---- DATA FOR PROCESSING
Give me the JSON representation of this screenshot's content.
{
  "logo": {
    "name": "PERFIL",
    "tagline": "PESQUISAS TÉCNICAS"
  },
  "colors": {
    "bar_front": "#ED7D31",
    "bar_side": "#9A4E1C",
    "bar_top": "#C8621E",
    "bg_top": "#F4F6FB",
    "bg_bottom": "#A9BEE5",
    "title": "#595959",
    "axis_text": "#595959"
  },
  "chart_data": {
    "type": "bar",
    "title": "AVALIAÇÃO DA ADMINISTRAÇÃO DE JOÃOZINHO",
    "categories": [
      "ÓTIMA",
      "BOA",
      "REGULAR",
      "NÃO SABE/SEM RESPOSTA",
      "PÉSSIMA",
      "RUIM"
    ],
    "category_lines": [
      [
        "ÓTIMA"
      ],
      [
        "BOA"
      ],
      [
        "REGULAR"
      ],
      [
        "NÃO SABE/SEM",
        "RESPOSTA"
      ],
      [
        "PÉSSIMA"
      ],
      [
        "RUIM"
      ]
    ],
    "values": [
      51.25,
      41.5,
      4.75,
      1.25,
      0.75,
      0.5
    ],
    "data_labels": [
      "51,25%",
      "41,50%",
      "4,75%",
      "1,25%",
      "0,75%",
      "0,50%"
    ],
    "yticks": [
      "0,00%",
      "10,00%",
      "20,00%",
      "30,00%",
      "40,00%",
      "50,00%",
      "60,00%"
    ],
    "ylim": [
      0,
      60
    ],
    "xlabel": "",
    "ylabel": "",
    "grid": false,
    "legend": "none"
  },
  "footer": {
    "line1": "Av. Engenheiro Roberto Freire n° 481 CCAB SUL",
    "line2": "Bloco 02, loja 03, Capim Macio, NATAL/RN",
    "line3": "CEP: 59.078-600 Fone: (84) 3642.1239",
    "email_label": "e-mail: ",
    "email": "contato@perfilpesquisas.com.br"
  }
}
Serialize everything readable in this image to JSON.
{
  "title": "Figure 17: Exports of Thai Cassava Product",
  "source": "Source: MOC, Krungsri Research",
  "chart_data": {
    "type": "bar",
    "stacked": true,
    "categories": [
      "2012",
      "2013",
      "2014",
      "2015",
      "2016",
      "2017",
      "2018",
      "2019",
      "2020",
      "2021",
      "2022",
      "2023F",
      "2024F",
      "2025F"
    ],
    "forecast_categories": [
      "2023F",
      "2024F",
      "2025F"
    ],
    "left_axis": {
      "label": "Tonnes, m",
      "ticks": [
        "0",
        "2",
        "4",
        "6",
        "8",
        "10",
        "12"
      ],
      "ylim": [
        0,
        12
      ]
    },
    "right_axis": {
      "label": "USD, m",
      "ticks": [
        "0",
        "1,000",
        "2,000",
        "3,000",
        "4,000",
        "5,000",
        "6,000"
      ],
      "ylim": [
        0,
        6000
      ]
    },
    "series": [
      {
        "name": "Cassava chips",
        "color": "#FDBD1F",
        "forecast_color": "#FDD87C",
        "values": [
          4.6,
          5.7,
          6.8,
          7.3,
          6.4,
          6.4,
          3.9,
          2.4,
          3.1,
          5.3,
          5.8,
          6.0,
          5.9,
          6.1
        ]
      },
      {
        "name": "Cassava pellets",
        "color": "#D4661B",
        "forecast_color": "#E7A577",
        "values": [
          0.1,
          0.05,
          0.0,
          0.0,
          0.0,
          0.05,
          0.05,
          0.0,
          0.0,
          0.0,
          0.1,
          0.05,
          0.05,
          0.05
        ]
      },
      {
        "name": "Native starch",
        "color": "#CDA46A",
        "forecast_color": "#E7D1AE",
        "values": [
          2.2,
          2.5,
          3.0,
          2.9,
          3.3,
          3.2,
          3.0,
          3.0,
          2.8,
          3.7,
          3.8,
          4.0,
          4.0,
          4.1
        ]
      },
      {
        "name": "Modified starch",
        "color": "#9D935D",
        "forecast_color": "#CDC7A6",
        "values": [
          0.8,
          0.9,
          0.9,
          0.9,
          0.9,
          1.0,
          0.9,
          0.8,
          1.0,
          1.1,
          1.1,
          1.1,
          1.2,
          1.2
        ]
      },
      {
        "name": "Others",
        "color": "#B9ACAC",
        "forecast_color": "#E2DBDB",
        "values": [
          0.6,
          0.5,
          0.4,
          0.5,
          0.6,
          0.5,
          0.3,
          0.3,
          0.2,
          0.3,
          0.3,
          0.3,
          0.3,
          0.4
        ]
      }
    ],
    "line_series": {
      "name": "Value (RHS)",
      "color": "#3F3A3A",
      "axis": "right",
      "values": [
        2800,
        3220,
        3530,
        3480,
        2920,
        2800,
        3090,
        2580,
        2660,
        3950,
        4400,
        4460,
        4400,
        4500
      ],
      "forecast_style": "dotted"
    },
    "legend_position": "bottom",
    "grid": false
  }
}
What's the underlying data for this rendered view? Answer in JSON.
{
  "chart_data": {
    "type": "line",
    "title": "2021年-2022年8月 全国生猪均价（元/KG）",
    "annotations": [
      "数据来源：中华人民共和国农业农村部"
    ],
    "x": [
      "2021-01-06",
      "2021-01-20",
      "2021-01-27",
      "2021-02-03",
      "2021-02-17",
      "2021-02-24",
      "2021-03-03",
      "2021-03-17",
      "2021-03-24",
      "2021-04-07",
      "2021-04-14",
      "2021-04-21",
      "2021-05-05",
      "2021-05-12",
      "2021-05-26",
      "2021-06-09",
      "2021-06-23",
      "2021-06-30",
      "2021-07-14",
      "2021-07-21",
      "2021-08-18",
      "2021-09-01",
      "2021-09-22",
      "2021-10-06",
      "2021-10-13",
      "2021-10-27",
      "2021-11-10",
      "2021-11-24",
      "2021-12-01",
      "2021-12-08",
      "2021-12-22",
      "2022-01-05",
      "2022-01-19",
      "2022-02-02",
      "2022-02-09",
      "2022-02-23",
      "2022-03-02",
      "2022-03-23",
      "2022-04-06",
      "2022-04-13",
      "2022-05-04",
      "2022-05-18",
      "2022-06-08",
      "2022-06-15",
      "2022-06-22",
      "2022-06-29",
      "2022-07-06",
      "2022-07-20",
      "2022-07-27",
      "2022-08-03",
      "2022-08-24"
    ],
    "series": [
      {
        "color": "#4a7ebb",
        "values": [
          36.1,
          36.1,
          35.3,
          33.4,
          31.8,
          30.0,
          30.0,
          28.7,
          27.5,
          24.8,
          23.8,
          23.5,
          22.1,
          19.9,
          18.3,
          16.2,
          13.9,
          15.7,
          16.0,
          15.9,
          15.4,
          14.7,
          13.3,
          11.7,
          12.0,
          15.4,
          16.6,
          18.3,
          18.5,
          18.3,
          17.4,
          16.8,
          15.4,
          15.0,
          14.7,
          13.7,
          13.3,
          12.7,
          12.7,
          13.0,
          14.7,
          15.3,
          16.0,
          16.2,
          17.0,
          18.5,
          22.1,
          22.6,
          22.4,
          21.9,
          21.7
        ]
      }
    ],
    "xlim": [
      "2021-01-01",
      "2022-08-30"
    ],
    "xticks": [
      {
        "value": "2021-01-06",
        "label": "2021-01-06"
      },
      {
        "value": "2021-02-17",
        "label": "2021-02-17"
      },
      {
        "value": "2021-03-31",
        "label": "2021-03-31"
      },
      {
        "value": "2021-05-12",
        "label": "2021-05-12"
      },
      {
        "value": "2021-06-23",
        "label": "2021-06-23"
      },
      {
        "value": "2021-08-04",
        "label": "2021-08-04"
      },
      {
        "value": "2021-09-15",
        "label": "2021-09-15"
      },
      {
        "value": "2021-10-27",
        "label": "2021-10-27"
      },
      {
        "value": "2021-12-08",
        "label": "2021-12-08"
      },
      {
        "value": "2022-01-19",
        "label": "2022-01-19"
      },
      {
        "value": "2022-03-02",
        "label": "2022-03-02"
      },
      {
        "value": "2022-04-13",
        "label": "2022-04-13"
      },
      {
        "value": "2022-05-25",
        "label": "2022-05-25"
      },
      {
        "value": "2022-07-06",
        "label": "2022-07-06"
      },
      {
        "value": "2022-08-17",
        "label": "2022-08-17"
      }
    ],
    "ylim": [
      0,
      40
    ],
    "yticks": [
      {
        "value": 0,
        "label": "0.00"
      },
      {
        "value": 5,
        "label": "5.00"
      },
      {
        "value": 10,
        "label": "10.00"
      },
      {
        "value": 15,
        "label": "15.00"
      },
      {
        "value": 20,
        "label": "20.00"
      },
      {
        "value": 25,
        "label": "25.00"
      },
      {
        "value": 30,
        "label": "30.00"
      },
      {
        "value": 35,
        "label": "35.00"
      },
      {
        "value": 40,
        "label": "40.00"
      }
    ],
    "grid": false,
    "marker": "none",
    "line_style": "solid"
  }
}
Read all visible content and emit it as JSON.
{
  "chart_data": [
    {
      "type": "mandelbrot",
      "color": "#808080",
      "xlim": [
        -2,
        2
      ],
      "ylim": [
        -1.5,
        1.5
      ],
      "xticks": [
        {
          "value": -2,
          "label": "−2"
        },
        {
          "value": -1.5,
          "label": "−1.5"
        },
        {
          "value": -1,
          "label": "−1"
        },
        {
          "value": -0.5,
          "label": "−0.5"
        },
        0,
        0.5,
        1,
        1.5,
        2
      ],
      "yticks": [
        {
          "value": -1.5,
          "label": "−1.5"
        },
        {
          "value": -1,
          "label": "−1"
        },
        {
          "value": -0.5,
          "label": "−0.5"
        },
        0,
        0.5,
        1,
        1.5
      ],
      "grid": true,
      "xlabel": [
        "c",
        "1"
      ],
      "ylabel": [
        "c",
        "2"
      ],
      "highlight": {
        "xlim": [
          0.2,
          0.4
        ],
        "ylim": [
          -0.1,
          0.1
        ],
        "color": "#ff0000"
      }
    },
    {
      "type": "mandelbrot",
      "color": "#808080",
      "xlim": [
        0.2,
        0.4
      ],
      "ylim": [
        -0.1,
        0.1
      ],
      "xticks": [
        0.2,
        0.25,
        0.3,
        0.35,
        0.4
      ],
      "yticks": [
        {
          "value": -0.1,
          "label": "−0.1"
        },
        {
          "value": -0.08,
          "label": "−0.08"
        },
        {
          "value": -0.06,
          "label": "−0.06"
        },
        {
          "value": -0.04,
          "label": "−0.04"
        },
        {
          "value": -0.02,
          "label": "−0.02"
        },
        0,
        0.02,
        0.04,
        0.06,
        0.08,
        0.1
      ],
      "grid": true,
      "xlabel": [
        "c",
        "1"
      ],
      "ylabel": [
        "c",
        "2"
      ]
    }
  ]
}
--------
- **EXERCISE DIRECTIONS**
Show each line holding the word "Cassava".

- **SOLUTION**
  "title": "Figure 17: Exports of Thai Cassava Product",
        "name": "Cassava chips",
        "name": "Cassava pellets",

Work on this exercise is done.